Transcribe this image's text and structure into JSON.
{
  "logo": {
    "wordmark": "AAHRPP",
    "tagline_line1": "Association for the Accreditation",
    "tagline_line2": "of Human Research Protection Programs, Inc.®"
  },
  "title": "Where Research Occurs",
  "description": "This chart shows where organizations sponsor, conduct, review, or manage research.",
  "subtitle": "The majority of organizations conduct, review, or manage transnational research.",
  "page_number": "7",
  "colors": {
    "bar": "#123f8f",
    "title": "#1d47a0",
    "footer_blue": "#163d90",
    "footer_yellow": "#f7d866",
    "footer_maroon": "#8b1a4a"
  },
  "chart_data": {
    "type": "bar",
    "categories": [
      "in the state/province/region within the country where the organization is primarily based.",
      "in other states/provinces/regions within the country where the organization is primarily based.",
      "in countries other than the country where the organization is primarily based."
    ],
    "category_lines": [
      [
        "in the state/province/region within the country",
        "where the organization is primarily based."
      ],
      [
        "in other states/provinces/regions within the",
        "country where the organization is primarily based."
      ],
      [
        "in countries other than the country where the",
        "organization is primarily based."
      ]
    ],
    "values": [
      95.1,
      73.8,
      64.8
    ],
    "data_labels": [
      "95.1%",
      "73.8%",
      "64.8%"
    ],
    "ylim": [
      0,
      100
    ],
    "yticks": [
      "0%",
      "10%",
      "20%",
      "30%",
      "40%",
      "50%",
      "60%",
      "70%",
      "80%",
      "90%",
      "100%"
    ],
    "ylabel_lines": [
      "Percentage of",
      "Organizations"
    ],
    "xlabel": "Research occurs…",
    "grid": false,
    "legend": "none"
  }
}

--

*REQUEST:*
Scan the lines for the string "country". Pick out every line that has it.

*CORRECT ANSWER:*
      "in the state/province/region within the country where the organization is primarily based.",
      "in other states/provinces/regions within the country where the organization is primarily based.",
      "in countries other than the country where the organization is primarily based."
        "in the state/province/region within the country",
        "country where the organization is primarily based."
        "in countries other than the country where the",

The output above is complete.